▸ TASK DETAILS: Pull out every line in the data that has the string "Smart" in it.

(Stored entries)

** Start **

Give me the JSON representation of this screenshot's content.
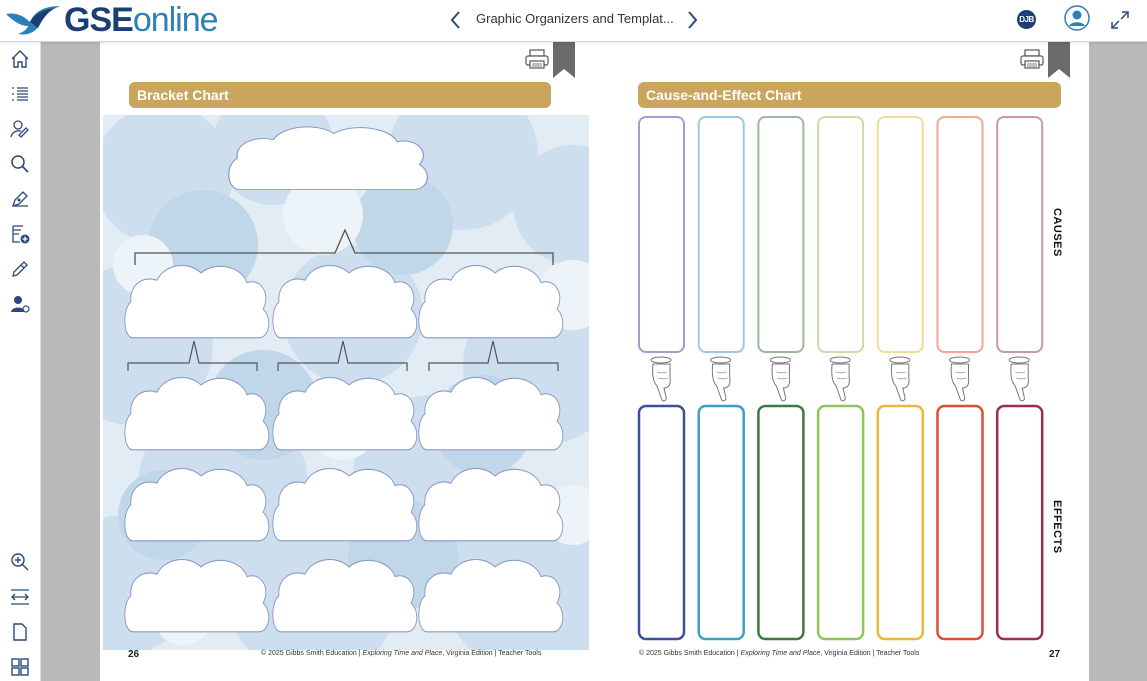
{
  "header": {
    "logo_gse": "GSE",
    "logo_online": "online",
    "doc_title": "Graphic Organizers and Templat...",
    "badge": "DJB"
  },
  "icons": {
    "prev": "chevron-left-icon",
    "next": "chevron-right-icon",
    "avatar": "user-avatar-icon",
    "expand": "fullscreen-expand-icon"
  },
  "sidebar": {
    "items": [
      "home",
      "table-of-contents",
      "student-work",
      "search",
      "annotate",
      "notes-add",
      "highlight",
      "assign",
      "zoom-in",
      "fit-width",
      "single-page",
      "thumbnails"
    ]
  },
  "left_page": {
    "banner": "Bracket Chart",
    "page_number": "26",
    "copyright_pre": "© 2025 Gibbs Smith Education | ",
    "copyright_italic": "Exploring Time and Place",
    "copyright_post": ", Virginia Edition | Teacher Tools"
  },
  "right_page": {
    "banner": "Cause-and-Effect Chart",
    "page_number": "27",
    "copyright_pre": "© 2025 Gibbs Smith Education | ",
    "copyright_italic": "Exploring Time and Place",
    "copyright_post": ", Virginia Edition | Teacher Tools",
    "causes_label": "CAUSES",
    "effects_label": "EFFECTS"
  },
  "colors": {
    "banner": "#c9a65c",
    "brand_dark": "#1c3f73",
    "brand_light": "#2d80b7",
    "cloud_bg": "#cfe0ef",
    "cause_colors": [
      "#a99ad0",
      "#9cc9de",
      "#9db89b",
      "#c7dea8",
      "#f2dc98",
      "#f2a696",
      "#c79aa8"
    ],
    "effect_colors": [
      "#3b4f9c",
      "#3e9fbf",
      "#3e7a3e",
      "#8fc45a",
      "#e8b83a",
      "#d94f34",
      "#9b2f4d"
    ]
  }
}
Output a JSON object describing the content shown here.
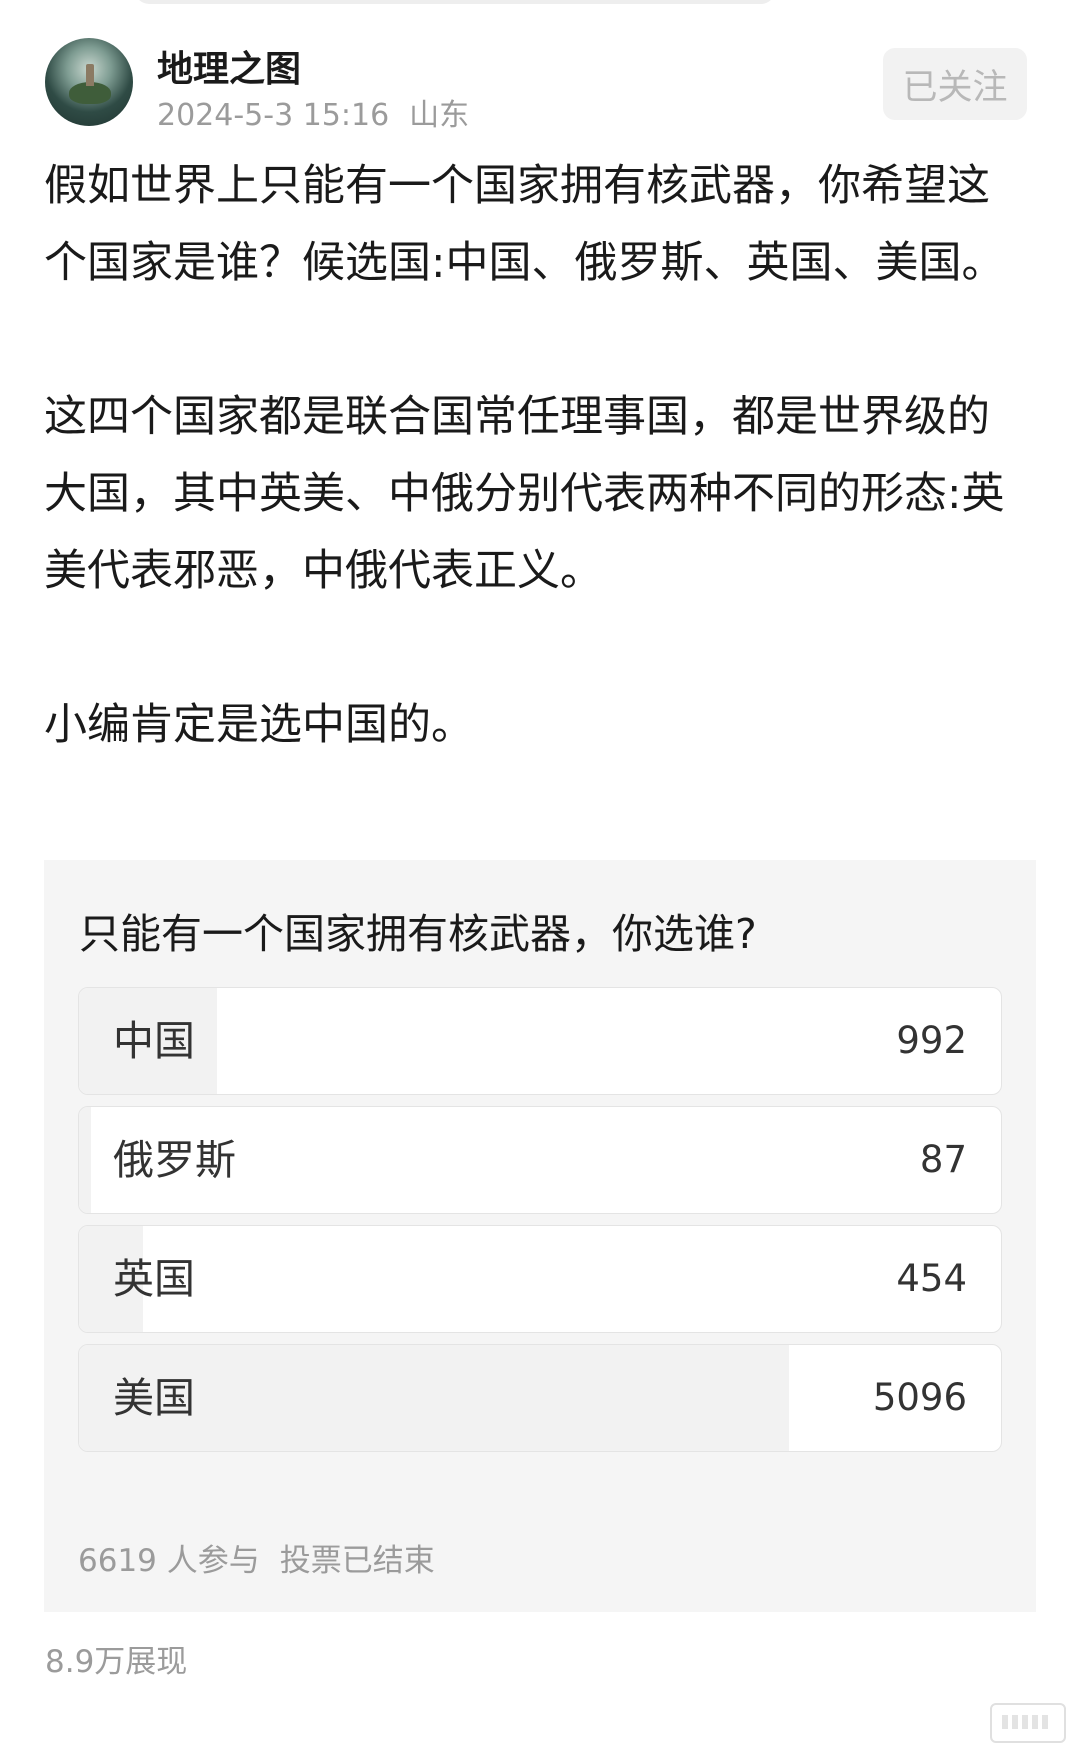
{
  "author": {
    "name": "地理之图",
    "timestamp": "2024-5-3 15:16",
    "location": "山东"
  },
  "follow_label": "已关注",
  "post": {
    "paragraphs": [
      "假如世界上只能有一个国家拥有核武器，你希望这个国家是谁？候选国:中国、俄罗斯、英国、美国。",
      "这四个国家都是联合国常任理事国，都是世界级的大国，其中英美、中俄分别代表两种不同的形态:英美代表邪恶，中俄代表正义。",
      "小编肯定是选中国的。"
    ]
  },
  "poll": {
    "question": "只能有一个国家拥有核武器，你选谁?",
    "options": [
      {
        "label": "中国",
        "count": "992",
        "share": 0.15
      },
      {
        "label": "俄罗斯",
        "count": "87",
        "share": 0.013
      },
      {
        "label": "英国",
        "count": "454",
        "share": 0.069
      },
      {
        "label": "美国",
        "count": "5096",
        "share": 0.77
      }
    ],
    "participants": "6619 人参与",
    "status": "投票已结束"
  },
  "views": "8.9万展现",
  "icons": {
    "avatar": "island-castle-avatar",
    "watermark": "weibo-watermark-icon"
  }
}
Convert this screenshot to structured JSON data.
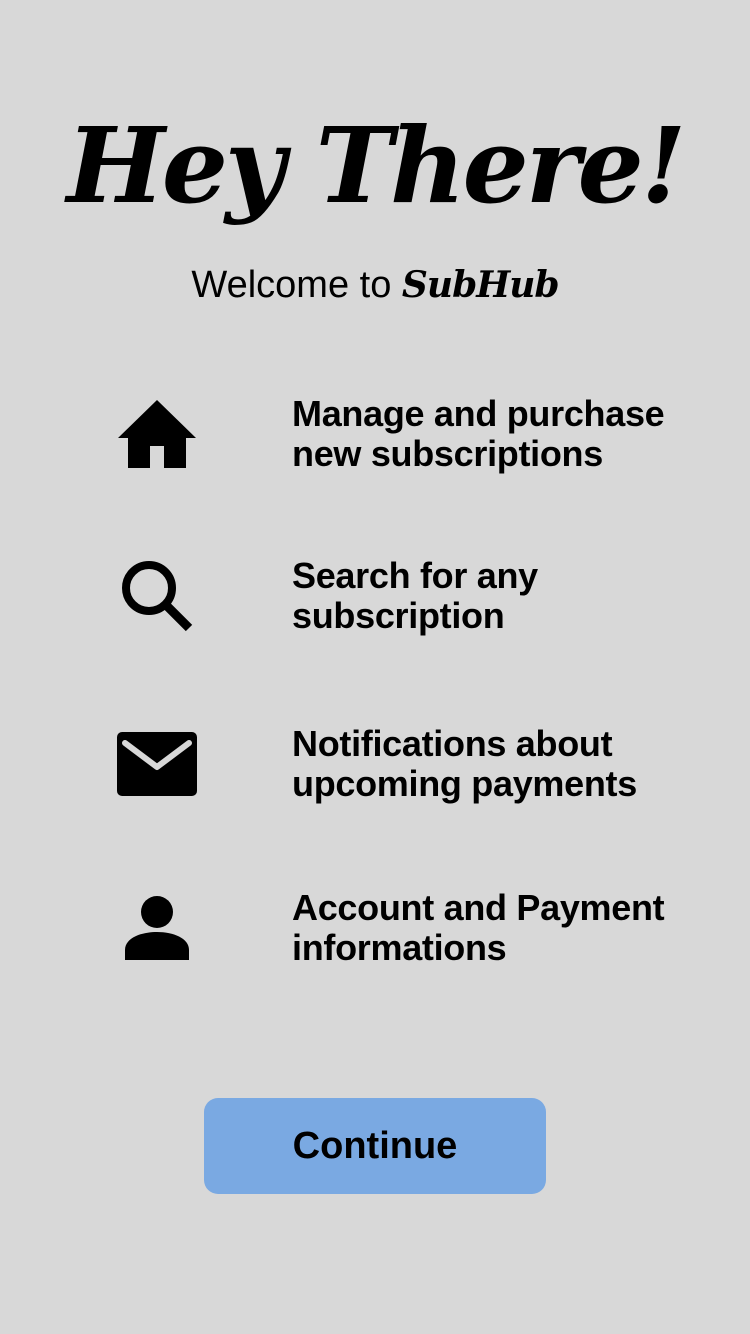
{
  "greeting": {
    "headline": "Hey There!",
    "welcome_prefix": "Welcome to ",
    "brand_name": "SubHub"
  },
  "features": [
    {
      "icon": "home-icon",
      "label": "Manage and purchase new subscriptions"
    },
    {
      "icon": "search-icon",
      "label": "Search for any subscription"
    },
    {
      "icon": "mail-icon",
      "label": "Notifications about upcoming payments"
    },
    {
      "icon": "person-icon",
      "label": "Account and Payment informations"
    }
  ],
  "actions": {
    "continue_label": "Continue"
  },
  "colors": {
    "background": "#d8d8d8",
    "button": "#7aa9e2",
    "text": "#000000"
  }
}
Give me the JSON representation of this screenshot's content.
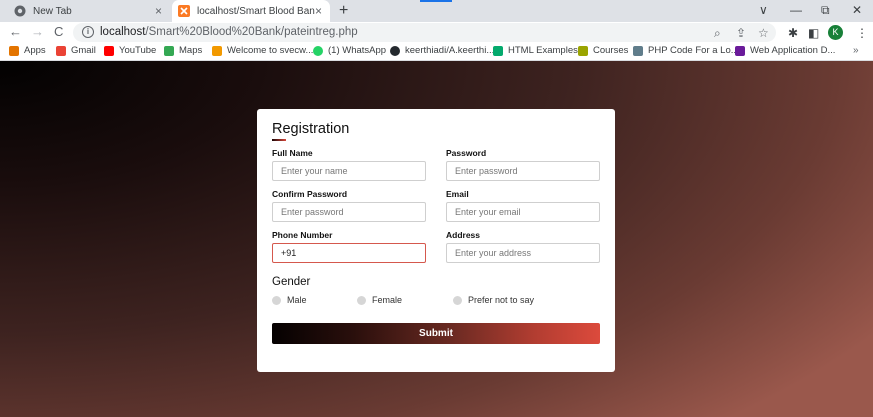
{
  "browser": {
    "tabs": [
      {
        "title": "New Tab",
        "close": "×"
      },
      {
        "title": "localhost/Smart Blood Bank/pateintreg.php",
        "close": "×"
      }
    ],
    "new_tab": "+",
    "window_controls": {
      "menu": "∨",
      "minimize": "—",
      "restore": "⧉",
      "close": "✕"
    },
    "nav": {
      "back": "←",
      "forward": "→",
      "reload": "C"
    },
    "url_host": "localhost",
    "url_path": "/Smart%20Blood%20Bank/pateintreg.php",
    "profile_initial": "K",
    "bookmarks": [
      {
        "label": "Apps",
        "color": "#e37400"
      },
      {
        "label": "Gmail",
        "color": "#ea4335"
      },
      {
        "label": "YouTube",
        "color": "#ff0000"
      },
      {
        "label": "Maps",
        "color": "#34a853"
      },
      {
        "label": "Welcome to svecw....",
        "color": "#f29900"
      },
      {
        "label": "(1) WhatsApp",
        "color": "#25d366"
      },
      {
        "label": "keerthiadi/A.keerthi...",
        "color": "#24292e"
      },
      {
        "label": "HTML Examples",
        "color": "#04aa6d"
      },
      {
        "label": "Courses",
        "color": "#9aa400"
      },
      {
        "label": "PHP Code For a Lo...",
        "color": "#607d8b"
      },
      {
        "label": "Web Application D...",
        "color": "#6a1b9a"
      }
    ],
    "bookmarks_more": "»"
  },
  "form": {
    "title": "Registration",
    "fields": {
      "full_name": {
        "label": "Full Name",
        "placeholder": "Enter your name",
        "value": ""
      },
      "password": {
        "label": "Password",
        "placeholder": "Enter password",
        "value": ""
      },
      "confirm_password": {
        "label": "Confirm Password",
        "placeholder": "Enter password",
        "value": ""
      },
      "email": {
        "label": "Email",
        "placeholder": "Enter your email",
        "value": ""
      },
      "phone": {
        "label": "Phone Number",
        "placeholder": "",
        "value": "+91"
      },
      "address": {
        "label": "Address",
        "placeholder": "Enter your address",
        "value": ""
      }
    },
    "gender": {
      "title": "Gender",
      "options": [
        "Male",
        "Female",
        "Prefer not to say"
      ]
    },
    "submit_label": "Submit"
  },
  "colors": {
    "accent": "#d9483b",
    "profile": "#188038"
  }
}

** End **

▸ FINISHED ANSWER:
        "title": "localhost/Smart Blood Bank/pateintreg.php",
    "url_path": "/Smart%20Blood%20Bank/pateintreg.php",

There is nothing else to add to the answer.